_What the exercise asks:_ Please set down the listing below word for word, beginning at its first line and stopping after the line that contains "- checkbox-all-label: All: [74, 196, 104, 224]".

_Records supplied:_
++++++
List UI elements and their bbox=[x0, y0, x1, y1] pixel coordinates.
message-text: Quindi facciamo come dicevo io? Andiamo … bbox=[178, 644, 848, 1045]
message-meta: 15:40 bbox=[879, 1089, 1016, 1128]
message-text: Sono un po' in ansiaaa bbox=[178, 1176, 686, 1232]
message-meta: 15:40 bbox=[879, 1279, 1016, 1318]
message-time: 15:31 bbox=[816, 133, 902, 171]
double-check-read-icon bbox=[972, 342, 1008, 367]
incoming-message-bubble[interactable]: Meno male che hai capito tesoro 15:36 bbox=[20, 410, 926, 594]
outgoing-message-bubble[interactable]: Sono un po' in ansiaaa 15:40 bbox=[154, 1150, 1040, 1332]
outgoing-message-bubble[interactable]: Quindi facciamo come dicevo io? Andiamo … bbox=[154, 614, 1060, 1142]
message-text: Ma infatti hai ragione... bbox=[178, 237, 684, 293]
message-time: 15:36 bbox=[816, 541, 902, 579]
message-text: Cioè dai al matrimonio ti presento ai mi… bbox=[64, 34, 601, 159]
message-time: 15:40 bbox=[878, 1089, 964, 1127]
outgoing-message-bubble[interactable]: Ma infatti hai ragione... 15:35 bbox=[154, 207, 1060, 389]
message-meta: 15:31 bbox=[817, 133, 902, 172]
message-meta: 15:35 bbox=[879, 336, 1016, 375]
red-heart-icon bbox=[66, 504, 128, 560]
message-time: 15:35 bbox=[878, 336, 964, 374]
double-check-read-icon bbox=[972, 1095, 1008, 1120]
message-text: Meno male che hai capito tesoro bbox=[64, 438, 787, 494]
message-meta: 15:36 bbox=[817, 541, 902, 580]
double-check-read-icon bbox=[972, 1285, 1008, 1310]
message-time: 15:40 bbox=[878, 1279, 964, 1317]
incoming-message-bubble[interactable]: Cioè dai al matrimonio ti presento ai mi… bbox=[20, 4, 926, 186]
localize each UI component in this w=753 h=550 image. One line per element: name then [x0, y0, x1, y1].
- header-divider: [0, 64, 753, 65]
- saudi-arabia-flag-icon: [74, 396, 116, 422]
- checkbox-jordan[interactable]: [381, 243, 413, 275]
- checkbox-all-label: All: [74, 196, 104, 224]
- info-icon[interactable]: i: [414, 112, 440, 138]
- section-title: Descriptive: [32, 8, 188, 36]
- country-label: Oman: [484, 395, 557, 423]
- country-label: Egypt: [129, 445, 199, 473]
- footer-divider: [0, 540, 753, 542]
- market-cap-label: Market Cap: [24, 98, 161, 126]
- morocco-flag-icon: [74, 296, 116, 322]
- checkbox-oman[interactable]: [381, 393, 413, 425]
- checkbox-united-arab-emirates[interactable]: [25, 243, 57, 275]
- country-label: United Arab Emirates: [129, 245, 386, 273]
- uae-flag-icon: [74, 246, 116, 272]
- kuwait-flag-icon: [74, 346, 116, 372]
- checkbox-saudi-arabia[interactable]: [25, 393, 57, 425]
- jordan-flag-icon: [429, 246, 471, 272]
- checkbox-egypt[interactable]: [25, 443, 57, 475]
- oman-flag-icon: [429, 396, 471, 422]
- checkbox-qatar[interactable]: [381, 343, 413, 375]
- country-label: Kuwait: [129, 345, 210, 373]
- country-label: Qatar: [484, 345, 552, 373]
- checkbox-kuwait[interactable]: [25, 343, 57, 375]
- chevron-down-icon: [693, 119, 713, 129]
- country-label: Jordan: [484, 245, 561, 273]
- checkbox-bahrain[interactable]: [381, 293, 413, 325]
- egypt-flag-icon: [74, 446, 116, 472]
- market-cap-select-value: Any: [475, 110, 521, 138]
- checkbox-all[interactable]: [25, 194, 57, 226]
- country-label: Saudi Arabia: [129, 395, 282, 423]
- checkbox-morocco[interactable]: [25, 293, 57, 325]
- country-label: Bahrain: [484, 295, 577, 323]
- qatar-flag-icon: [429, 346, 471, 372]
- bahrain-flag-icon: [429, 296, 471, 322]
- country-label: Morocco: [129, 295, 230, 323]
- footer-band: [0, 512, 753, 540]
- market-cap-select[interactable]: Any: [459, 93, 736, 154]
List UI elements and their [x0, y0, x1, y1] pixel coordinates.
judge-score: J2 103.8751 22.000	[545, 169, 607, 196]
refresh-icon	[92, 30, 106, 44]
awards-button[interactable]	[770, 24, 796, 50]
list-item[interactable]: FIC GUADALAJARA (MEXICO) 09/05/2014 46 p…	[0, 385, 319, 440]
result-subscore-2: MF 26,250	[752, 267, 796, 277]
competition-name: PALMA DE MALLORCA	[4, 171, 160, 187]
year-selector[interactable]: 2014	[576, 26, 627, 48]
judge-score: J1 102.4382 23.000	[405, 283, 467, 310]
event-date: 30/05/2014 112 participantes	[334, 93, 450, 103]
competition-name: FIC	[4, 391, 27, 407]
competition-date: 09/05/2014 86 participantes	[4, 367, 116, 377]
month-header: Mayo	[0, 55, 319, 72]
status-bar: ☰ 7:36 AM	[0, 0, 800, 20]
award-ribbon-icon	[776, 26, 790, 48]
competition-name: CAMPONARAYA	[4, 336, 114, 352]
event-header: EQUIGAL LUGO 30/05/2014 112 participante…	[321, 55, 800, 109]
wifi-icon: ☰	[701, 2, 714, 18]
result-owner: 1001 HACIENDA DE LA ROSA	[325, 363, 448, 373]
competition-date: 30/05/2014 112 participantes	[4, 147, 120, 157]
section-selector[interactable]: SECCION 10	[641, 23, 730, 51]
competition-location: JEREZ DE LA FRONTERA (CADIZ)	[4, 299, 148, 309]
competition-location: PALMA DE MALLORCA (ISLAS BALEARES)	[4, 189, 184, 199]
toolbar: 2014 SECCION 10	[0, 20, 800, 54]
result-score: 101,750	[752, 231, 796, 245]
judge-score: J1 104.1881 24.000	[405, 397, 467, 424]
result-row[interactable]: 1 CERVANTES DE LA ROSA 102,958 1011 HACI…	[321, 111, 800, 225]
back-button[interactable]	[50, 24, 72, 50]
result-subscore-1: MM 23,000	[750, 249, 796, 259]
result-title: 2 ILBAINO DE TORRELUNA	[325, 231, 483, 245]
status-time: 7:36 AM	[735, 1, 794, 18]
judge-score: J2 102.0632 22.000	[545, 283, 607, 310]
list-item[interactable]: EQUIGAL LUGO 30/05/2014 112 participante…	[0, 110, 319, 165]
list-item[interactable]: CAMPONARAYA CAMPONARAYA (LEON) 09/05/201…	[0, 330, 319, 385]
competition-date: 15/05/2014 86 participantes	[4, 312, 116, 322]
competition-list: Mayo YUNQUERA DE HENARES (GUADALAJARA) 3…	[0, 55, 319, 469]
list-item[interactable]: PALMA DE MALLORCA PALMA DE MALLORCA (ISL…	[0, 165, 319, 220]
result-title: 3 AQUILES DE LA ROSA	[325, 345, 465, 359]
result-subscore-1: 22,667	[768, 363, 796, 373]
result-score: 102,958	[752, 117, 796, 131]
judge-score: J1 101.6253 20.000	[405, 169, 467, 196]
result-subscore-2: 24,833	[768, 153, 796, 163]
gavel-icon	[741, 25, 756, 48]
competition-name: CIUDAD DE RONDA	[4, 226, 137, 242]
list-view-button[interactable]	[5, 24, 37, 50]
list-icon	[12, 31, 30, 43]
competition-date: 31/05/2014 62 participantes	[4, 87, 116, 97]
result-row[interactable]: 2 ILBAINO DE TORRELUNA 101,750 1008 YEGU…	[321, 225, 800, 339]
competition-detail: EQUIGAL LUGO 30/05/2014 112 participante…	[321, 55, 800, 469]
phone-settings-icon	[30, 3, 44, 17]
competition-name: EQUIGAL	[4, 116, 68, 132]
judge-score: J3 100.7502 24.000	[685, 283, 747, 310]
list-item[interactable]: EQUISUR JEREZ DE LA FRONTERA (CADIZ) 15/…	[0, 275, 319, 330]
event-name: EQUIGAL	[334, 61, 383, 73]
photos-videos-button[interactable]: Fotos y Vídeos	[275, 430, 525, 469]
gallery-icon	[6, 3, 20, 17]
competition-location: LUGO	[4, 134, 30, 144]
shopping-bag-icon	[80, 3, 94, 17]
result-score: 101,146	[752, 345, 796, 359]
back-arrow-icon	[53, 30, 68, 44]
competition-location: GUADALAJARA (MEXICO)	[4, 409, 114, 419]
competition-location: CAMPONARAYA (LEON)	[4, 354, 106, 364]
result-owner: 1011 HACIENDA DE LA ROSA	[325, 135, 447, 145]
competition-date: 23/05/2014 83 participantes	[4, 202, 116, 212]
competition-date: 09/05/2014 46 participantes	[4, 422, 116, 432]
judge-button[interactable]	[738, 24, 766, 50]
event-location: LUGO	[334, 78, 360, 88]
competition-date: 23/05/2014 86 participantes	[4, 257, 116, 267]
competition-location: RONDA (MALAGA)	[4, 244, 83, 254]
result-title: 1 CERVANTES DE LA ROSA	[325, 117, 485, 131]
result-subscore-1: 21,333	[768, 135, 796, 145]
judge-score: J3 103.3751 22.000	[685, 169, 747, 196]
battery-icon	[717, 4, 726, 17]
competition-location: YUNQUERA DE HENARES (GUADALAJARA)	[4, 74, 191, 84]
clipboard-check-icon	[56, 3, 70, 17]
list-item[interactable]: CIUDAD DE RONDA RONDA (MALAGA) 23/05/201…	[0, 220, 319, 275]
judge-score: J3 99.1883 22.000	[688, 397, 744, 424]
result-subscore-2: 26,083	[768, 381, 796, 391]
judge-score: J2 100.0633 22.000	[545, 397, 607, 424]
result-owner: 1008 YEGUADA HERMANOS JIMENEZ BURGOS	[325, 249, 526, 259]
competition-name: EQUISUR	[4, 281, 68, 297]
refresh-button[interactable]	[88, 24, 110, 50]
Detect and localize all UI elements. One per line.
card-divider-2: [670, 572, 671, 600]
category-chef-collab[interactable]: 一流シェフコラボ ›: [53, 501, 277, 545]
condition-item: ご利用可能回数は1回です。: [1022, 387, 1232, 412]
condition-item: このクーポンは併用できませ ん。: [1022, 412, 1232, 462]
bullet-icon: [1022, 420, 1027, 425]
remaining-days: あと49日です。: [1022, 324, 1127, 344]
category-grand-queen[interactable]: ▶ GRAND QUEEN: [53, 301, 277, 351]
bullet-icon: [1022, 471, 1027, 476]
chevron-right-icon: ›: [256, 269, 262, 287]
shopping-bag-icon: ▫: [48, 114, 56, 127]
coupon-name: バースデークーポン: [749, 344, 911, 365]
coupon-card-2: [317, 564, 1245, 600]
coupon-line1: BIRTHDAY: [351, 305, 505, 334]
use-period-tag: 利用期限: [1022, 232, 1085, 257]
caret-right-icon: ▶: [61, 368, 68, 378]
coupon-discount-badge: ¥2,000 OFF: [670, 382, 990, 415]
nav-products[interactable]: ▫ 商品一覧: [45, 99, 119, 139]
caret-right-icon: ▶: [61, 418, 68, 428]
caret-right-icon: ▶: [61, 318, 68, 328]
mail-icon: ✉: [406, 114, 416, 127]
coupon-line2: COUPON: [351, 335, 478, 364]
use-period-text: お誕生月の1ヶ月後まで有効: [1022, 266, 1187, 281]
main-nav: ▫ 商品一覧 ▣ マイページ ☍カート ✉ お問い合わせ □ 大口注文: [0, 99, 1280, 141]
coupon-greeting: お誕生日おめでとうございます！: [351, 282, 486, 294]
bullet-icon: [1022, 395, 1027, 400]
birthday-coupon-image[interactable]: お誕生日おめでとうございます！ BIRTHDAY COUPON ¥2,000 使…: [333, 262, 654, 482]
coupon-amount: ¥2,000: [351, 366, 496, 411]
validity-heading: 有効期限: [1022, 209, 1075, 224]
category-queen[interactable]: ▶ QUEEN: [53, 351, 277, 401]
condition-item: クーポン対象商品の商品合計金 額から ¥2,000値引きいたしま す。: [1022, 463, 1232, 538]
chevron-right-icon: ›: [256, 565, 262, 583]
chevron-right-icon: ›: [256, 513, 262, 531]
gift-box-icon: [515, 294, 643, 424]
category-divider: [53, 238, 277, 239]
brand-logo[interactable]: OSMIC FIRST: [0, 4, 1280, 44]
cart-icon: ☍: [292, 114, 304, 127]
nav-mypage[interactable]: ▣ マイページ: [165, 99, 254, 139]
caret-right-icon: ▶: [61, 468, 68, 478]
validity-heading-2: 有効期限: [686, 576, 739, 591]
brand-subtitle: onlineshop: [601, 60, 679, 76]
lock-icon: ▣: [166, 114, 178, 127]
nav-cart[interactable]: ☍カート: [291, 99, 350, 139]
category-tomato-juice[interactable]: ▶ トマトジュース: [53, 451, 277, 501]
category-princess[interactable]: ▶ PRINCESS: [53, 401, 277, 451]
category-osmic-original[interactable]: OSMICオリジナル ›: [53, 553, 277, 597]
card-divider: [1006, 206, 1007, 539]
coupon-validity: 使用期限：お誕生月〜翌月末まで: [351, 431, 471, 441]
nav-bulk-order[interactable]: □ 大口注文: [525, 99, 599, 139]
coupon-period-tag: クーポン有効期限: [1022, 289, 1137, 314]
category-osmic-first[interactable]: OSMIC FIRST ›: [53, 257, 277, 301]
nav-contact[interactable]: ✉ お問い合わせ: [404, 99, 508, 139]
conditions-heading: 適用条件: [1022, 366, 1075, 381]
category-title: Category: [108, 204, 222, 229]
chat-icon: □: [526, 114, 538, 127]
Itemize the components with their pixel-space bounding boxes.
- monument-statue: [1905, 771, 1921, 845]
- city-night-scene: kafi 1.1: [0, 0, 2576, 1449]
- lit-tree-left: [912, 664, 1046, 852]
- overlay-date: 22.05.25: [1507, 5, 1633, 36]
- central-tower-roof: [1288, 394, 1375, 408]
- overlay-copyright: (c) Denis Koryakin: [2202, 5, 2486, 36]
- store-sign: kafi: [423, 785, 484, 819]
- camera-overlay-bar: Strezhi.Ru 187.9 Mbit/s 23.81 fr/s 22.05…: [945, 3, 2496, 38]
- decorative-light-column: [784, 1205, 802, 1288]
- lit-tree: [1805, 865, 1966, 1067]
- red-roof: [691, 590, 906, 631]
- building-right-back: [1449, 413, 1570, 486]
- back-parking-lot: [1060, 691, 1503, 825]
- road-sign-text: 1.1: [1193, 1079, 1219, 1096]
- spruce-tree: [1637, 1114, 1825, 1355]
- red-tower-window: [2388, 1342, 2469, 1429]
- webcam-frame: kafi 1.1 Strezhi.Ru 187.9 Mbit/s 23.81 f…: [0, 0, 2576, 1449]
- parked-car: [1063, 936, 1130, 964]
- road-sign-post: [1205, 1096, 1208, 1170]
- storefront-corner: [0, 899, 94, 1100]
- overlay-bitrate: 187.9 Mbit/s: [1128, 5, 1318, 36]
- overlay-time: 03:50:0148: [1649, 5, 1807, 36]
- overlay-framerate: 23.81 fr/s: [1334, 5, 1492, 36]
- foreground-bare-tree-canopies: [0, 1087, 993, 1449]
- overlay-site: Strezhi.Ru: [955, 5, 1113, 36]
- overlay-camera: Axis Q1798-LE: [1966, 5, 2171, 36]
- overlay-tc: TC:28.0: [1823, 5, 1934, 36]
++++++
_Response to this exercise:_
List UI elements and their bbox=[x0, y0, x1, y1] pixel coordinates.
message-text: Quindi facciamo come dicevo io? Andiamo … bbox=[178, 644, 848, 1045]
message-meta: 15:40 bbox=[879, 1089, 1016, 1128]
message-text: Sono un po' in ansiaaa bbox=[178, 1176, 686, 1232]
message-meta: 15:40 bbox=[879, 1279, 1016, 1318]
message-time: 15:31 bbox=[816, 133, 902, 171]
double-check-read-icon bbox=[972, 342, 1008, 367]
incoming-message-bubble[interactable]: Meno male che hai capito tesoro 15:36 bbox=[20, 410, 926, 594]
outgoing-message-bubble[interactable]: Sono un po' in ansiaaa 15:40 bbox=[154, 1150, 1040, 1332]
outgoing-message-bubble[interactable]: Quindi facciamo come dicevo io? Andiamo … bbox=[154, 614, 1060, 1142]
message-text: Ma infatti hai ragione... bbox=[178, 237, 684, 293]
message-time: 15:36 bbox=[816, 541, 902, 579]
message-text: Cioè dai al matrimonio ti presento ai mi… bbox=[64, 34, 601, 159]
message-time: 15:40 bbox=[878, 1089, 964, 1127]
outgoing-message-bubble[interactable]: Ma infatti hai ragione... 15:35 bbox=[154, 207, 1060, 389]
message-meta: 15:31 bbox=[817, 133, 902, 172]
message-meta: 15:35 bbox=[879, 336, 1016, 375]
red-heart-icon bbox=[66, 504, 128, 560]
message-time: 15:35 bbox=[878, 336, 964, 374]
double-check-read-icon bbox=[972, 1095, 1008, 1120]
message-text: Meno male che hai capito tesoro bbox=[64, 438, 787, 494]
message-meta: 15:36 bbox=[817, 541, 902, 580]
double-check-read-icon bbox=[972, 1285, 1008, 1310]
message-time: 15:40 bbox=[878, 1279, 964, 1317]
incoming-message-bubble[interactable]: Cioè dai al matrimonio ti presento ai mi… bbox=[20, 4, 926, 186]
localize each UI component in this w=753 h=550 image. One line per element: name then [x0, y0, x1, y1].
- header-divider: [0, 64, 753, 65]
- saudi-arabia-flag-icon: [74, 396, 116, 422]
- checkbox-jordan[interactable]: [381, 243, 413, 275]
- checkbox-all-label: All: [74, 196, 104, 224]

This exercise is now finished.